╭─ MATERIAL PROVIDED

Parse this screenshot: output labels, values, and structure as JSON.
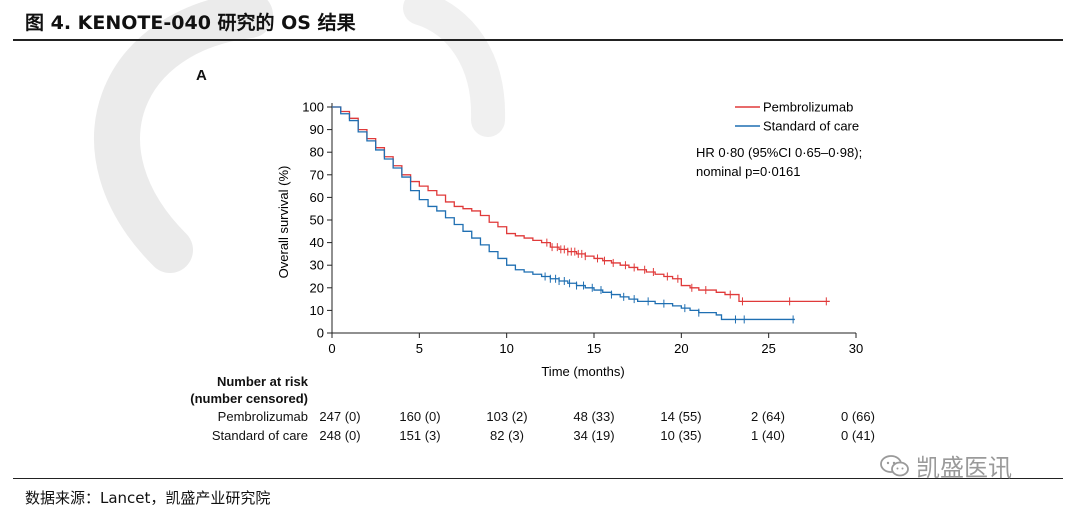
{
  "figure_title": "图 4. KENOTE-040 研究的 OS 结果",
  "panel_label": "A",
  "source_note": "数据来源：Lancet，凯盛产业研究院",
  "brand": {
    "name": "凯盛医讯",
    "icon": "wechat-icon"
  },
  "colors": {
    "pembrolizumab": "#e03a3a",
    "standard_of_care": "#1f6fb2",
    "axis": "#222222"
  },
  "chart_data": {
    "type": "line",
    "xlabel": "Time (months)",
    "ylabel": "Overall survival (%)",
    "xlim": [
      0,
      30
    ],
    "ylim": [
      0,
      100
    ],
    "x_ticks": [
      0,
      5,
      10,
      15,
      20,
      25,
      30
    ],
    "y_ticks": [
      0,
      10,
      20,
      30,
      40,
      50,
      60,
      70,
      80,
      90,
      100
    ],
    "legend_position": "top-right",
    "annotation": [
      "HR 0·80 (95%CI 0·65–0·98);",
      "nominal p=0·0161"
    ],
    "series": [
      {
        "name": "Pembrolizumab",
        "color_key": "pembrolizumab",
        "points": [
          [
            0,
            100
          ],
          [
            0.5,
            98
          ],
          [
            1,
            95
          ],
          [
            1.5,
            90
          ],
          [
            2,
            86
          ],
          [
            2.5,
            82
          ],
          [
            3,
            78
          ],
          [
            3.5,
            74
          ],
          [
            4,
            70
          ],
          [
            4.5,
            67
          ],
          [
            5,
            65
          ],
          [
            5.5,
            63
          ],
          [
            6,
            61
          ],
          [
            6.5,
            58
          ],
          [
            7,
            56
          ],
          [
            7.5,
            55
          ],
          [
            8,
            54
          ],
          [
            8.5,
            52
          ],
          [
            9,
            49
          ],
          [
            9.5,
            47
          ],
          [
            10,
            44
          ],
          [
            10.5,
            43
          ],
          [
            11,
            42
          ],
          [
            11.5,
            41
          ],
          [
            12,
            40
          ],
          [
            12.5,
            38
          ],
          [
            13,
            37
          ],
          [
            13.5,
            36
          ],
          [
            14,
            35
          ],
          [
            14.5,
            34
          ],
          [
            15,
            33
          ],
          [
            15.5,
            32
          ],
          [
            16,
            31
          ],
          [
            16.5,
            30
          ],
          [
            17,
            29
          ],
          [
            17.5,
            28
          ],
          [
            18,
            27
          ],
          [
            18.5,
            26
          ],
          [
            19,
            25
          ],
          [
            19.5,
            24
          ],
          [
            20,
            21
          ],
          [
            20.5,
            20
          ],
          [
            21,
            19
          ],
          [
            21.5,
            19
          ],
          [
            22,
            18
          ],
          [
            22.5,
            17
          ],
          [
            23,
            17
          ],
          [
            23.3,
            14
          ],
          [
            25,
            14
          ],
          [
            26,
            14
          ],
          [
            28.5,
            14
          ]
        ],
        "censors": [
          12.3,
          12.6,
          12.9,
          13.1,
          13.3,
          13.5,
          13.7,
          13.9,
          14.1,
          14.3,
          14.5,
          15.2,
          15.6,
          16.1,
          16.8,
          17.3,
          17.9,
          18.4,
          19.2,
          19.8,
          20.6,
          21.4,
          22.8,
          23.5,
          26.2,
          28.3
        ]
      },
      {
        "name": "Standard of care",
        "color_key": "standard_of_care",
        "points": [
          [
            0,
            100
          ],
          [
            0.5,
            97
          ],
          [
            1,
            94
          ],
          [
            1.5,
            89
          ],
          [
            2,
            85
          ],
          [
            2.5,
            81
          ],
          [
            3,
            77
          ],
          [
            3.5,
            73
          ],
          [
            4,
            69
          ],
          [
            4.5,
            63
          ],
          [
            5,
            59
          ],
          [
            5.5,
            56
          ],
          [
            6,
            54
          ],
          [
            6.5,
            51
          ],
          [
            7,
            48
          ],
          [
            7.5,
            45
          ],
          [
            8,
            42
          ],
          [
            8.5,
            39
          ],
          [
            9,
            36
          ],
          [
            9.5,
            33
          ],
          [
            10,
            30
          ],
          [
            10.5,
            28
          ],
          [
            11,
            27
          ],
          [
            11.5,
            26
          ],
          [
            12,
            25
          ],
          [
            12.5,
            24
          ],
          [
            13,
            23
          ],
          [
            13.5,
            22
          ],
          [
            14,
            21
          ],
          [
            14.5,
            20
          ],
          [
            15,
            19
          ],
          [
            15.5,
            18
          ],
          [
            16,
            17
          ],
          [
            16.5,
            16
          ],
          [
            17,
            15
          ],
          [
            17.5,
            14
          ],
          [
            18,
            14
          ],
          [
            18.5,
            13
          ],
          [
            19,
            13
          ],
          [
            19.5,
            12
          ],
          [
            20,
            11
          ],
          [
            20.5,
            10
          ],
          [
            21,
            9
          ],
          [
            21.5,
            9
          ],
          [
            22,
            8
          ],
          [
            22.3,
            6
          ],
          [
            24,
            6
          ],
          [
            25,
            6
          ],
          [
            26.5,
            6
          ]
        ],
        "censors": [
          12.2,
          12.5,
          12.8,
          13.0,
          13.3,
          13.6,
          14.0,
          14.4,
          14.9,
          15.4,
          16.0,
          16.7,
          17.3,
          18.1,
          19.0,
          20.2,
          21.0,
          23.1,
          23.6,
          26.4
        ]
      }
    ],
    "number_at_risk": {
      "header": [
        "Number at risk",
        "(number censored)"
      ],
      "rows": [
        {
          "label": "Pembrolizumab",
          "values": [
            "247 (0)",
            "160 (0)",
            "103 (2)",
            "48 (33)",
            "14 (55)",
            "2 (64)",
            "0 (66)"
          ]
        },
        {
          "label": "Standard of care",
          "values": [
            "248 (0)",
            "151 (3)",
            "82 (3)",
            "34 (19)",
            "10 (35)",
            "1 (40)",
            "0 (41)"
          ]
        }
      ]
    }
  }
}
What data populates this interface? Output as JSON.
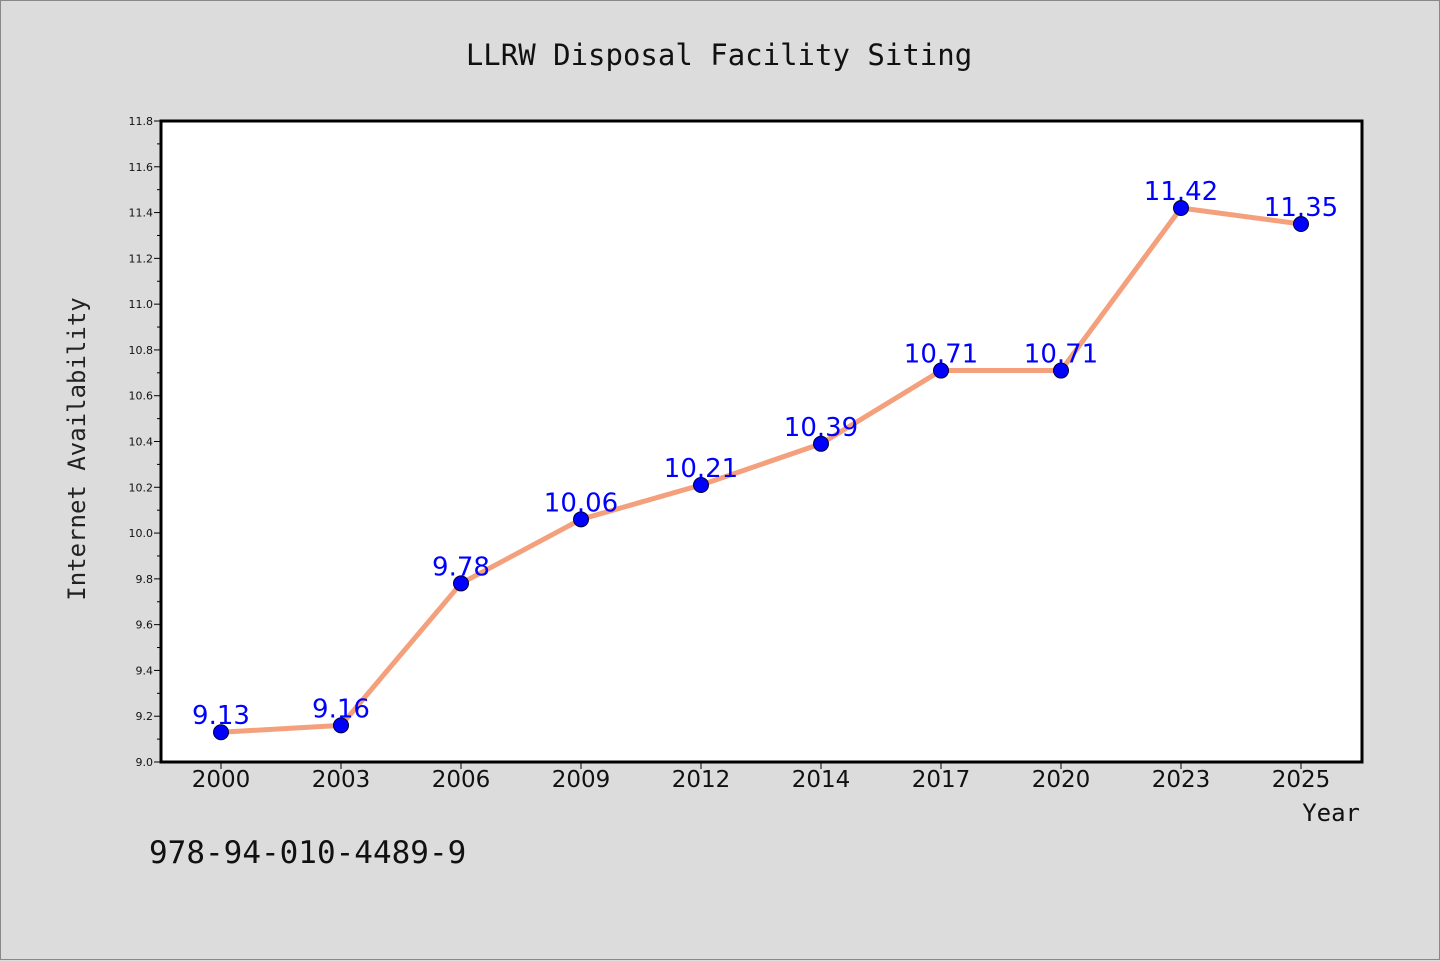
{
  "chart_data": {
    "type": "line",
    "title": "LLRW Disposal Facility Siting",
    "xlabel": "Year",
    "ylabel": "Internet Availability",
    "categories": [
      "2000",
      "2003",
      "2006",
      "2009",
      "2012",
      "2014",
      "2017",
      "2020",
      "2023",
      "2025"
    ],
    "series": [
      {
        "values": [
          9.13,
          9.16,
          9.78,
          10.06,
          10.21,
          10.39,
          10.71,
          10.71,
          11.42,
          11.35
        ],
        "data_labels": [
          "9.13",
          "9.16",
          "9.78",
          "10.06",
          "10.21",
          "10.39",
          "10.71",
          "10.71",
          "11.42",
          "11.35"
        ]
      }
    ],
    "ylim": [
      9.0,
      11.8
    ],
    "yticks": [
      "9.0",
      "9.2",
      "9.4",
      "9.6",
      "9.8",
      "10.0",
      "10.2",
      "10.4",
      "10.6",
      "10.8",
      "11.0",
      "11.2",
      "11.4",
      "11.6",
      "11.8"
    ],
    "grid": false,
    "colors": {
      "line": "#f4a07c",
      "marker": "#0000ff",
      "marker_edge": "#000033",
      "label": "#0000ff",
      "background": "#dcdcdc",
      "plot_background": "#ffffff"
    }
  },
  "footer": {
    "code": "978-94-010-4489-9"
  }
}
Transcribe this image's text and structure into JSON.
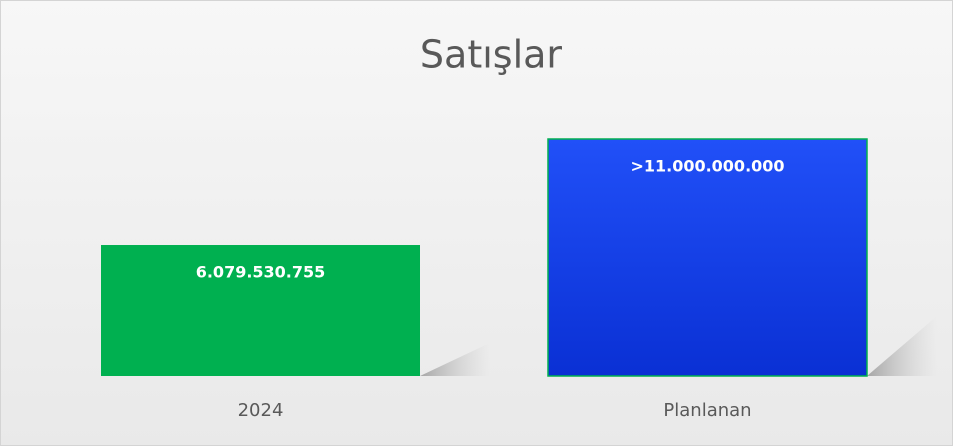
{
  "chart_data": {
    "type": "bar",
    "title": "Satışlar",
    "categories": [
      "2024",
      "Planlanan"
    ],
    "series": [
      {
        "colors": [
          "#00b050",
          "#1a44ee"
        ],
        "values": [
          6079530755,
          11000000000
        ],
        "value_labels": [
          "6.079.530.755",
          ">11.000.000.000"
        ]
      }
    ]
  }
}
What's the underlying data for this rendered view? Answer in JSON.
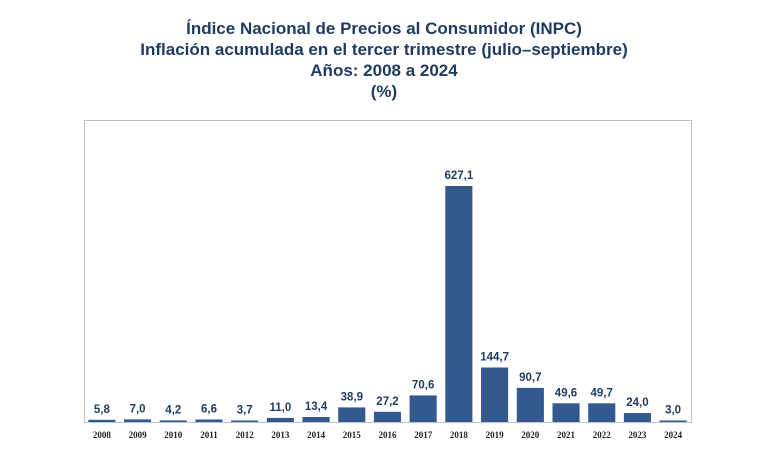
{
  "chart_data": {
    "type": "bar",
    "title_lines": [
      "Índice Nacional de Precios al Consumidor (INPC)",
      "Inflación acumulada en el tercer trimestre (julio–septiembre)",
      "Años: 2008 a 2024",
      "(%)"
    ],
    "xlabel": "",
    "ylabel": "",
    "categories": [
      "2008",
      "2009",
      "2010",
      "2011",
      "2012",
      "2013",
      "2014",
      "2015",
      "2016",
      "2017",
      "2018",
      "2019",
      "2020",
      "2021",
      "2022",
      "2023",
      "2024"
    ],
    "values": [
      5.8,
      7.0,
      4.2,
      6.6,
      3.7,
      11.0,
      13.4,
      38.9,
      27.2,
      70.6,
      627.1,
      144.7,
      90.7,
      49.6,
      49.7,
      24.0,
      3.0
    ],
    "data_labels": [
      "5,8",
      "7,0",
      "4,2",
      "6,6",
      "3,7",
      "11,0",
      "13,4",
      "38,9",
      "27,2",
      "70,6",
      "627,1",
      "144,7",
      "90,7",
      "49,6",
      "49,7",
      "24,0",
      "3,0"
    ],
    "ylim": [
      0,
      800
    ],
    "grid": false,
    "legend": "none",
    "bar_color": "#34598f",
    "title_color": "#1f3a5f",
    "label_color": "#1f3a5f"
  }
}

╰─

TASK DETAILS =>
The lines to write out run from the one containing "Transcribe this image's" through the final line of the material above, both included; write them out exactly, with no pictures.

EXERCISE SOLUTION =>
Transcribe this image's text and structure into JSON.
{
  "chart_data": {
    "type": "bar",
    "title": "Satışlar",
    "categories": [
      "2024",
      "Planlanan"
    ],
    "series": [
      {
        "colors": [
          "#00b050",
          "#1a44ee"
        ],
        "values": [
          6079530755,
          11000000000
        ],
        "value_labels": [
          "6.079.530.755",
          ">11.000.000.000"
        ]
      }
    ]
  }
}
What's the underlying data for this rendered view? Answer in JSON.
{
  "chart_data": {
    "type": "bar",
    "title_lines": [
      "Índice Nacional de Precios al Consumidor (INPC)",
      "Inflación acumulada en el tercer trimestre (julio–septiembre)",
      "Años: 2008 a 2024",
      "(%)"
    ],
    "xlabel": "",
    "ylabel": "",
    "categories": [
      "2008",
      "2009",
      "2010",
      "2011",
      "2012",
      "2013",
      "2014",
      "2015",
      "2016",
      "2017",
      "2018",
      "2019",
      "2020",
      "2021",
      "2022",
      "2023",
      "2024"
    ],
    "values": [
      5.8,
      7.0,
      4.2,
      6.6,
      3.7,
      11.0,
      13.4,
      38.9,
      27.2,
      70.6,
      627.1,
      144.7,
      90.7,
      49.6,
      49.7,
      24.0,
      3.0
    ],
    "data_labels": [
      "5,8",
      "7,0",
      "4,2",
      "6,6",
      "3,7",
      "11,0",
      "13,4",
      "38,9",
      "27,2",
      "70,6",
      "627,1",
      "144,7",
      "90,7",
      "49,6",
      "49,7",
      "24,0",
      "3,0"
    ],
    "ylim": [
      0,
      800
    ],
    "grid": false,
    "legend": "none",
    "bar_color": "#34598f",
    "title_color": "#1f3a5f",
    "label_color": "#1f3a5f"
  }
}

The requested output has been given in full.